#### What is expected:
Tally the lines of the listing that contain the word "experimental", then give the total and nothing else.

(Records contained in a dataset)
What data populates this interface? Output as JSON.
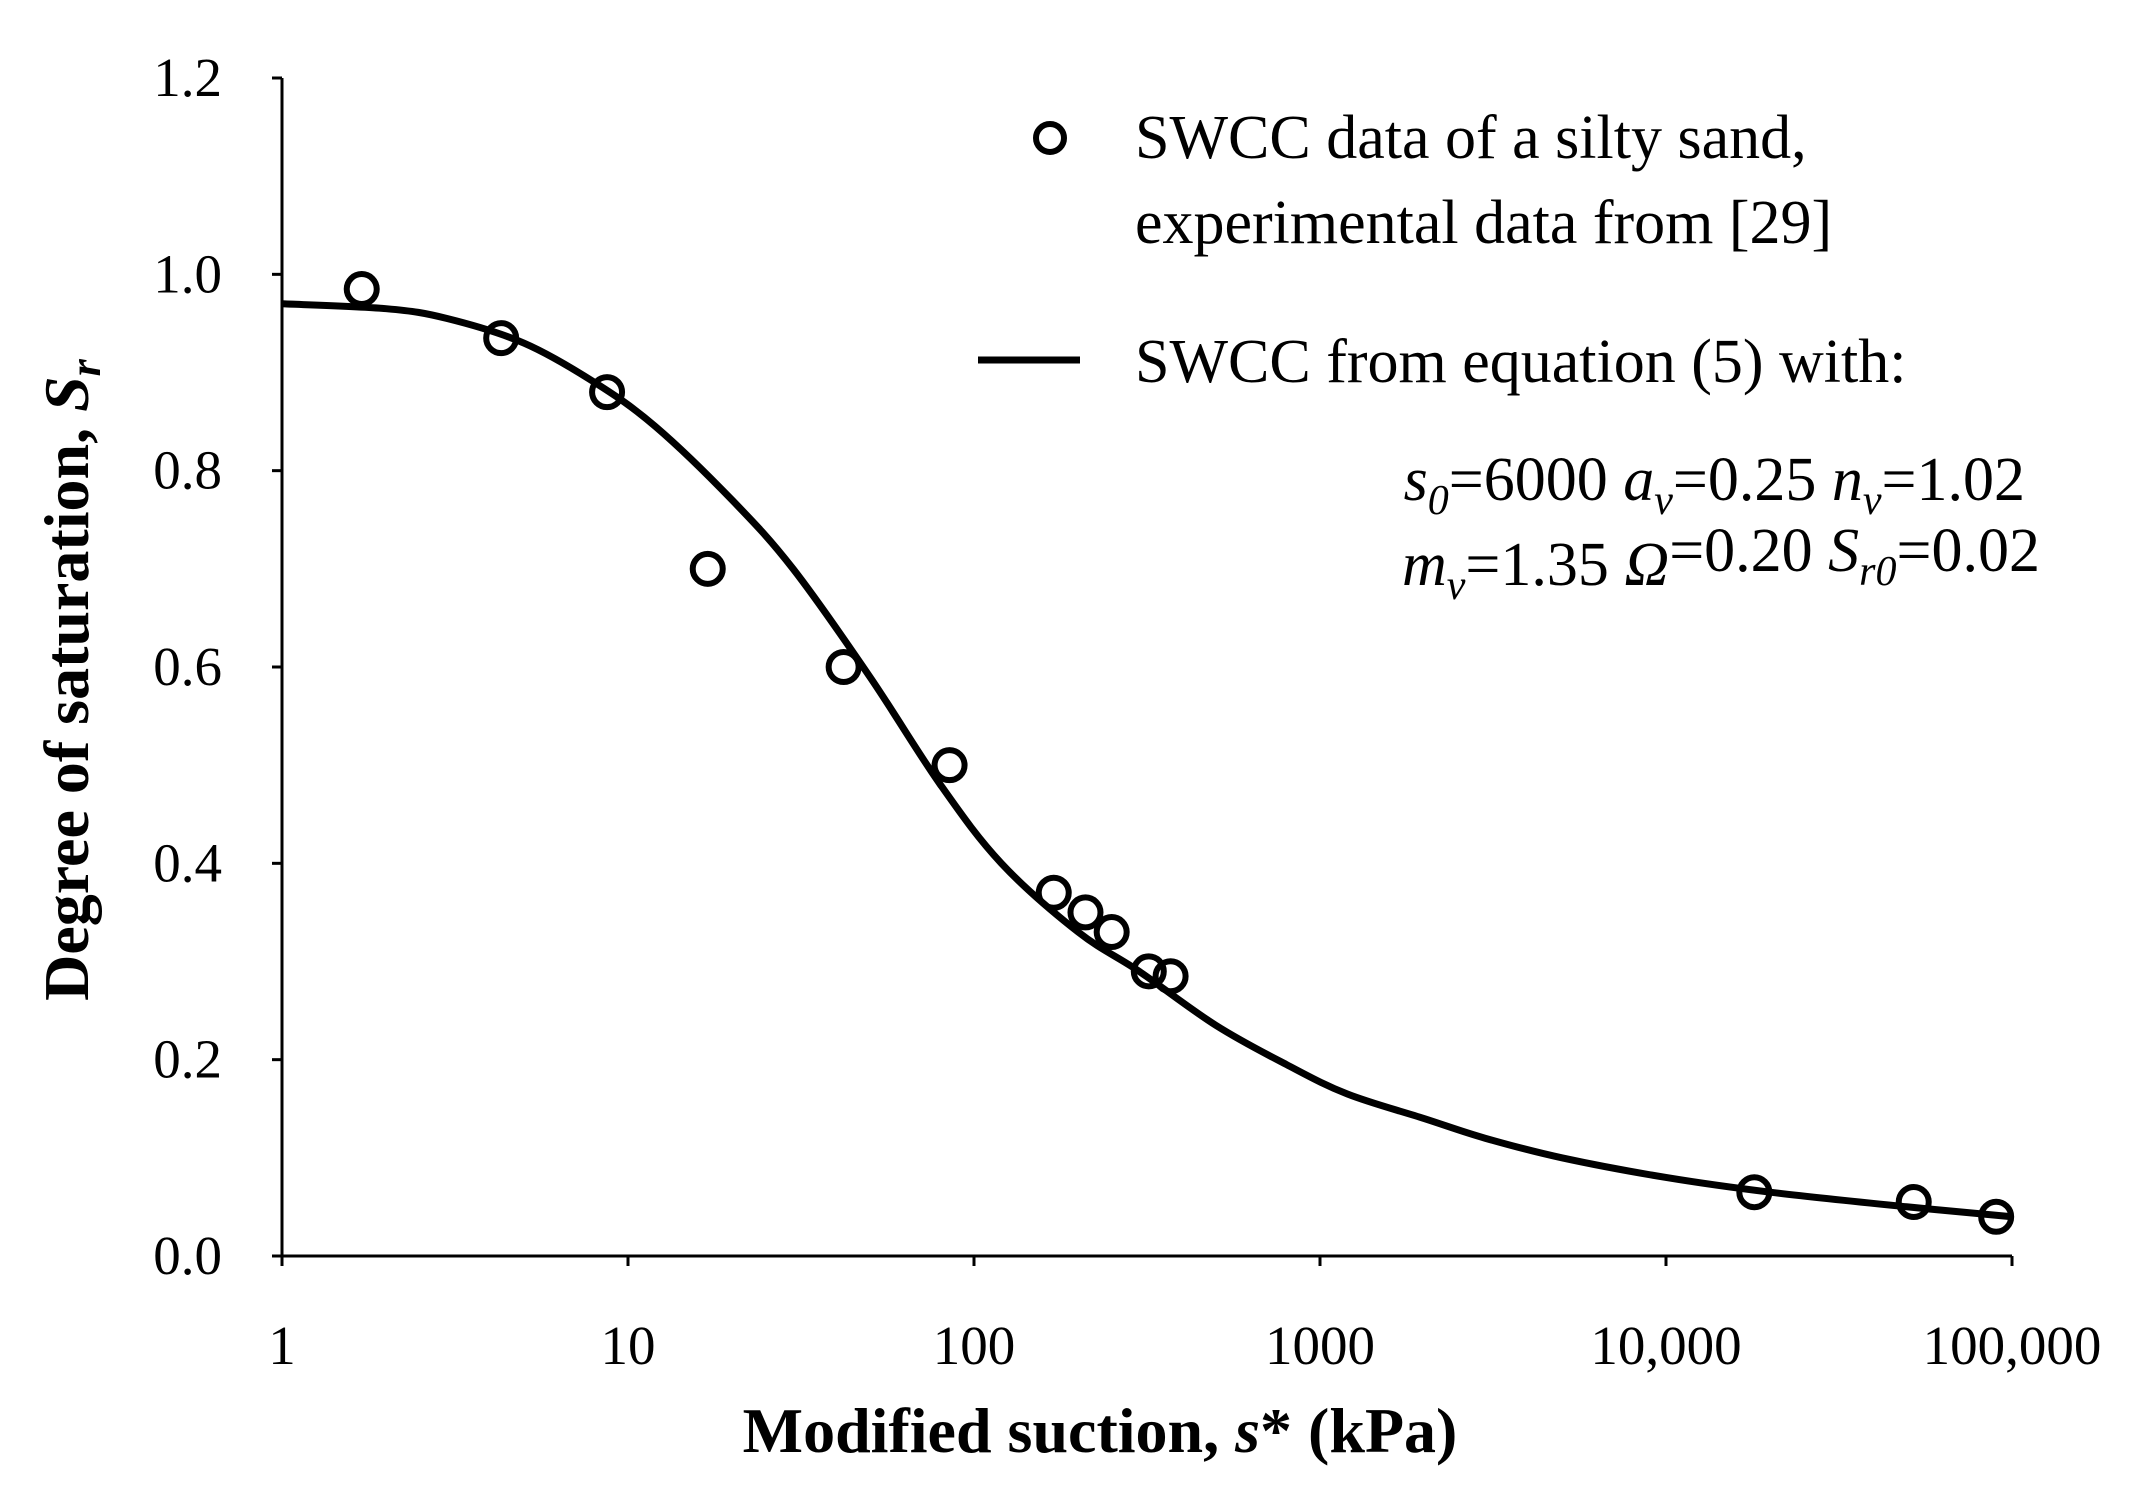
{
  "chart_data": {
    "type": "scatter",
    "xscale": "log",
    "xlim": [
      1,
      100000
    ],
    "ylim": [
      0,
      1.2
    ],
    "grid": false,
    "legend_position": "top-right",
    "xlabel": {
      "prefix": "Modified suction, ",
      "symbol": "s",
      "suffix": "* (kPa)"
    },
    "ylabel": {
      "prefix": "Degree of saturation, ",
      "symbol": "S",
      "subscript": "r"
    },
    "x_ticks": [
      {
        "value": 1,
        "label": "1"
      },
      {
        "value": 10,
        "label": "10"
      },
      {
        "value": 100,
        "label": "100"
      },
      {
        "value": 1000,
        "label": "1000"
      },
      {
        "value": 10000,
        "label": "10,000"
      },
      {
        "value": 100000,
        "label": "100,000"
      }
    ],
    "y_ticks": [
      {
        "value": 0.0,
        "label": "0.0"
      },
      {
        "value": 0.2,
        "label": "0.2"
      },
      {
        "value": 0.4,
        "label": "0.4"
      },
      {
        "value": 0.6,
        "label": "0.6"
      },
      {
        "value": 0.8,
        "label": "0.8"
      },
      {
        "value": 1.0,
        "label": "1.0"
      },
      {
        "value": 1.2,
        "label": "1.2"
      }
    ],
    "series": [
      {
        "name": "SWCC data of a silty sand, experimental data from [29]",
        "legend_lines": [
          "SWCC data of a silty sand,",
          "experimental data from [29]"
        ],
        "type": "scatter",
        "marker": "open-circle",
        "color": "#000000",
        "x": [
          1.7,
          4.3,
          8.7,
          17,
          42,
          85,
          170,
          210,
          250,
          320,
          370,
          18000,
          52000,
          90000
        ],
        "y": [
          0.985,
          0.935,
          0.88,
          0.7,
          0.6,
          0.5,
          0.37,
          0.35,
          0.33,
          0.29,
          0.285,
          0.065,
          0.055,
          0.04
        ]
      },
      {
        "name": "SWCC from equation (5) with:",
        "type": "line",
        "color": "#000000",
        "x": [
          1,
          2,
          3,
          5,
          8,
          12,
          20,
          30,
          50,
          80,
          120,
          200,
          300,
          500,
          800,
          1200,
          2000,
          3000,
          5000,
          10000,
          20000,
          50000,
          100000
        ],
        "y": [
          0.97,
          0.965,
          0.955,
          0.93,
          0.89,
          0.845,
          0.77,
          0.7,
          0.59,
          0.48,
          0.4,
          0.33,
          0.29,
          0.235,
          0.195,
          0.165,
          0.14,
          0.12,
          0.1,
          0.08,
          0.065,
          0.05,
          0.04
        ]
      }
    ],
    "annotation": {
      "line1": [
        {
          "sym": "s",
          "sub": "0",
          "val": "=6000 "
        },
        {
          "sym": "a",
          "sub": "v",
          "val": "=0.25 "
        },
        {
          "sym": "n",
          "sub": "v",
          "val": "=1.02"
        }
      ],
      "line2": [
        {
          "sym": "m",
          "sub": "v",
          "val": "=1.35 "
        },
        {
          "sym": "Ω",
          "sub": "",
          "val": "=0.20 "
        },
        {
          "sym": "S",
          "sub": "r0",
          "val": "=0.02"
        }
      ]
    }
  }
}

#### In response:
2